◆ **Text segment**

※

When we spoke of Quaderni Rossi, we said that its concept of the factory was so totalitarian as to absorb all other levels of politics. What we did not say was that there remained another aspect, or rather another object which came under analysis and also under working-class attack - namely the state as collective capitalist. Within this perspective a reassessment of the debate about fascism became imperative. By this point, research into the links and complicities between high finance and the ruling hierarchies - who paid whom and who was or was not compromised - in short, the identification of the members of that oligarchy - was no longer functional, in the sense that the purges had already been over for a good while (if they had ever begun). Instead what was needed was to go to the roots of fascism as a moment of the socialisation of the capitalist relations of production. Early research done in this area, both centred on quantitative assessments of development and on the critique of the ideology of corporatism, succeeded gradually in breaking down the old myth about the capitalist backwardness of fascism. They also broke down the image of fascism as both cause and perpetuator of stagnation. Italian society under fascism was seen to have had a far greater homogeneity with the overall fabric of the capitalist world market, and in particular with the more advanced industrialised countries. How was it possible to attempt a characterisation of the collective capitalist state without going right to the roots of its theories and its means of operation? This explains the interest shown in Keynes and Alfredo Rocco, Hjalmar Schacht and Roosevelt.

But there was another, perhaps more important, point, which had to do with the analysis of monopoly. 1961 had seen the publication in Italy of Hilferding's Finance Capital, which made it possible for peo-ple to examine the origins of the Comintern debate on the nature of monopoly. From Hilferding to Lenin and from Lenin to Dimitrov. Monopoly and fascism as the inseparable terms of an alliance of the most reactionary section of the bourgeoisie with the agrarian classes and the state bureaucracy. Thus the roots of stagnation were to be sought in the parasitic sector of the capitalist class - in Finanzkapital, that tight web of positions* of income, of commericla origin, of agrarian origin (nonetheless tied to the banks) which, together with the savings-inclined petty bourgeoisie, had formed a "law and order" bloc characterised by immobilism, which had blocked the process of the wider reproduction of labour-power. This provided an objective convergence of defensive interests among the "producer" sectors of society - ie "pure capital, workers amd employers, backed by groups of radicals and liberals - in other words, that section of the free-trade bourgeoisie that was being suffocated under monopoly.

While this schema might have worked when applied to Edison or SNIA (and thus seemed to correspond with the development of autarchy), it was already insufficient for those industrial sectors which had gone into crisis (naval, shipbuilding, steel) and over which the IRI had assumed control. And no more did it function for FIAT. Perhaps it is only today - now that the dollar crisis has forced us to re-examine the question of money in Marx (in our enthusiasm to examine money in Keynes we had forgotten to examine the function of money in Capital) - that we are able to return to the debate on credit and the crisis, on the necessary connection between "the availability of others' capital, and thus of other's labour" which is proper to the credit system, and the political function of the state in supporting single capitalists in crisis, restoring them to the social function which, as agents of capital, they fulfil in the extraction of overall surplus value. The role of IRI thus comes to be seen no longer as an emergency subsidy in a situation of upheaval due to international crisis; and thus the "privatisation" of IRI was no longer a betrayal of its original aims and a backward step in relation to capital's project of socialisation; rather, IRI becomes a branch of the state which re-invests the individual capitalist with the function of command that - for a multiplicity of reasons - he has lost. In exchange for nothing, when all is said and done; in exchange for a rate of interest! Within all this the aspect of concentration becomes secondary. It is no longer the most politically relevant aspect, but a secondary technical phenomenon of restructuration. Nor, by the same token, should a similar relationship between state credit and industry be considered as anomalous or deviant in relation to the normal functioning of capital: rather, it is precisely that relationship which Marx describes in the chapters on credit in Book Three of Capital.

※

◆ **Tasks and exercises**
(A) According to the text on fascism and the collective capitalist state, why had research into the links between high finance and the ruling hierarchies stopped being functional? Answer in one to three sentences.
(B) Resume the text on fascism and the collective capitalist state, picking up right after its final sentence.
None of the lines after this text are needed.

◆ **Stored records**
※

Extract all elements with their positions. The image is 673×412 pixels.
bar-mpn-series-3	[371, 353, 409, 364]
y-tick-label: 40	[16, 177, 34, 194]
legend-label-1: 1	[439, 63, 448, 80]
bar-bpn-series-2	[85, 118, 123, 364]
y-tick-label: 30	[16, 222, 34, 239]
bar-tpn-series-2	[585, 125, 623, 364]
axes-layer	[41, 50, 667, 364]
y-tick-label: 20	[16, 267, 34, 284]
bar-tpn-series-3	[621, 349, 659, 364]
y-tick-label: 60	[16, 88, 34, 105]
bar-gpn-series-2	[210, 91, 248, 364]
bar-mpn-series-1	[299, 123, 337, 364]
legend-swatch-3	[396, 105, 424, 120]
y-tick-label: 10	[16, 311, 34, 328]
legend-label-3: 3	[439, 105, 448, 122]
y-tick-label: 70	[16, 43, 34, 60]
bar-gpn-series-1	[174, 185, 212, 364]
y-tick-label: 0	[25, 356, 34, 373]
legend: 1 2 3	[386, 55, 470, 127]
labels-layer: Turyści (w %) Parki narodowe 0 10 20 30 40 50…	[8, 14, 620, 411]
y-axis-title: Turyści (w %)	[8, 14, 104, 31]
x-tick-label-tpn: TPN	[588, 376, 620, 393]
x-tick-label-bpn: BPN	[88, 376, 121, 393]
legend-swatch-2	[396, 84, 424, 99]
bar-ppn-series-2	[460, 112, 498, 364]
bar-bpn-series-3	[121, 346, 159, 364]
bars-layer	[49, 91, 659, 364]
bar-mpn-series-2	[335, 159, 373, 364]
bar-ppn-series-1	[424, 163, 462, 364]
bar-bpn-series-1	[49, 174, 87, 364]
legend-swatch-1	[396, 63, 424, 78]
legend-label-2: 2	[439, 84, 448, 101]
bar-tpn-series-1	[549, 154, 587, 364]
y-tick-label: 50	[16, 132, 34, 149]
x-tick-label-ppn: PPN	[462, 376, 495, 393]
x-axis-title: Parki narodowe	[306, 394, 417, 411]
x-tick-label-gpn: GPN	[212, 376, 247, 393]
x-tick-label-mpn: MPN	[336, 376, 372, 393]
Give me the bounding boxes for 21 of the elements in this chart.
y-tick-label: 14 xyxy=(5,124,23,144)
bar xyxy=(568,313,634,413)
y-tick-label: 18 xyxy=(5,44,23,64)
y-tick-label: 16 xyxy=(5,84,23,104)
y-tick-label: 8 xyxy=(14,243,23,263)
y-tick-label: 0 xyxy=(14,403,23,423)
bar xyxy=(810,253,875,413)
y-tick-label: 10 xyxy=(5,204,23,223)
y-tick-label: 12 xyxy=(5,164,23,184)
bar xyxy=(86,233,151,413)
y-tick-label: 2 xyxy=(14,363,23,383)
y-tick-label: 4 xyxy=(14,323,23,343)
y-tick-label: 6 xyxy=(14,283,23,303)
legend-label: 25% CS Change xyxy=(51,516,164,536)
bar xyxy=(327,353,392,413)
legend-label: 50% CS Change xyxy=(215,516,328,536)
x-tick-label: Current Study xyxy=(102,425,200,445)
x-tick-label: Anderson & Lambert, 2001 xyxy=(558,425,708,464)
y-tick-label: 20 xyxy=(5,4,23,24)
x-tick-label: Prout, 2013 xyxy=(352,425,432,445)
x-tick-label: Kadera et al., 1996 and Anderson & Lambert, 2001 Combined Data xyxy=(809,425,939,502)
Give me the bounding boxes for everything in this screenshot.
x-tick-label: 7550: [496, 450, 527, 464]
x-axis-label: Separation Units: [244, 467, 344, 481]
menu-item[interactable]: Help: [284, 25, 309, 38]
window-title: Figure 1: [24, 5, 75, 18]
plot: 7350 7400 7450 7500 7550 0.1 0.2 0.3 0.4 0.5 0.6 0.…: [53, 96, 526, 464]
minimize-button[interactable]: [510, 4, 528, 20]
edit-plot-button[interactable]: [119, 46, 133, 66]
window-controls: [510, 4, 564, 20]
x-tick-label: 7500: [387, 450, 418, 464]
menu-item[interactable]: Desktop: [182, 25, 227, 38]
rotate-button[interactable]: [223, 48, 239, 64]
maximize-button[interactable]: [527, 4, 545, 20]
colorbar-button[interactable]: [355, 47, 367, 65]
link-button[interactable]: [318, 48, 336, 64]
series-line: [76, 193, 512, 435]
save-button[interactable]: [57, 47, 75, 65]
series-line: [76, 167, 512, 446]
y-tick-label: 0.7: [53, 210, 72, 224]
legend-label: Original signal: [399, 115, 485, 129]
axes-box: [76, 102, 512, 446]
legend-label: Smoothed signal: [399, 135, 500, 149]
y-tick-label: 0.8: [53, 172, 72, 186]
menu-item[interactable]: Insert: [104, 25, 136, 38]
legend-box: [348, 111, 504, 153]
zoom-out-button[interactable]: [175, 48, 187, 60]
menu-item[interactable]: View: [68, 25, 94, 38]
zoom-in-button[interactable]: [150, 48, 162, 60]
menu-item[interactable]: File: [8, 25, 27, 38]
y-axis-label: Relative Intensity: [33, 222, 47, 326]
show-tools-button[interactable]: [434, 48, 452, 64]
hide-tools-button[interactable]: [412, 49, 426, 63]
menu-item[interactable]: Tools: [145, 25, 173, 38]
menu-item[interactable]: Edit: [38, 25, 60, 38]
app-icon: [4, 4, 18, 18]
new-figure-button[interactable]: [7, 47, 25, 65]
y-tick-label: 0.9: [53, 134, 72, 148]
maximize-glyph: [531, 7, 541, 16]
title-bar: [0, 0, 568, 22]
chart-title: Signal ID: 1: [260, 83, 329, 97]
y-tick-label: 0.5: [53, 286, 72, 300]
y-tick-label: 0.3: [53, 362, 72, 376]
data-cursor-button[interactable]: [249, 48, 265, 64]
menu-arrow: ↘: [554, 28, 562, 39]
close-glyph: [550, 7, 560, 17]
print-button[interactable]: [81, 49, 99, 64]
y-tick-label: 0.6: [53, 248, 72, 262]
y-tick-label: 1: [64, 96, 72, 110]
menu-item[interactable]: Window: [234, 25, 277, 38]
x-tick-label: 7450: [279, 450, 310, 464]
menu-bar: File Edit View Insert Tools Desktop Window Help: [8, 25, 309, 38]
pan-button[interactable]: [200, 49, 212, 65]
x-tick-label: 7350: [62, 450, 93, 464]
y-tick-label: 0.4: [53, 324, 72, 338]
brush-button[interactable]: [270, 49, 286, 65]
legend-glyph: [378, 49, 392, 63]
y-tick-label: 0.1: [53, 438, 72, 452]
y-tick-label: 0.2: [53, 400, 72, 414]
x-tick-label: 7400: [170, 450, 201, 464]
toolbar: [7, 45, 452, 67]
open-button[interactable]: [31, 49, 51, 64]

※

◆ **Answers to each task**
(A) That research was no longer functional because the purges had already been over for a good while, if they had ever begun. What was needed instead was to go to the roots of fascism as a moment of the socialisation of the capitalist relations of production.

(B)
On the one hand, our first attempts at the organisational level, from 1964 onwards, brought us up against the problems of the economic conjuncture and the recession, with monetary manoeuvres (and thus, once again, with credit); on the other, the struggles in the American ghettoes had just undermined in practical terms a large part of historical materialist sociology - in particular the notions of the poor, of the sub-proletariat, and of women, in relation to those of the worker of the large factory which someone in an off-the-cuff remark had christened the mass-worker. Here was another notion of the factory-city, of "society as a factory", another notion of "Americanism": through violence, the ghettoes were imposing their own hegemony on the factory. What's more, for all that we tried to apply the model to Italian immigrants from the South, this particular division of society, based on the colour of your skin, was a specifically American law of exploitation. In addition, 1964 was also the year of Berkely, and the start of American bombings of North Vietnam: the start of that great awakening of the white radical movement which, in 1967, was to fuse with the student movement in Europe. Where were we to put them, these students? Damn! All our shelves of historical and sociological categories were thrown into turmoil. A disaster! And then, in our own ranks, we also had people maintaining that the Vietnam War was a war of peasants and was therefore a struggle for capitalist development! Without understanding the difference between a peasant pure and simple and a peasant under arms, and without foreseeing (although we can hardly blame them for this) that those selfsame peasants were about to bring about a crisis in the world monetary system. Historiography, along with all the other academic disciplines, closed its eyes and pretended not to see or hear. And yet very quickly, particularly after the Chinese cultural revolution, there was a strong desire for a liberation, for some alternative within our "discipline". This was the period of the creation of a double cultural market - the official market and the "movement" market. This proved useful to the publishing industry, because it was in crisis at the time, and was able to diversify its production in order to cover both of them.

At the level of militant historiography, Del Carria's Proletari Senza Rivoluzione succeeded in fulfilling this task, filling this gap. But it generated no follow-on. Who knows why? Perhaps because, as we said at the start, historiography only comes "after", comes only at the conclusion of a process of organisation.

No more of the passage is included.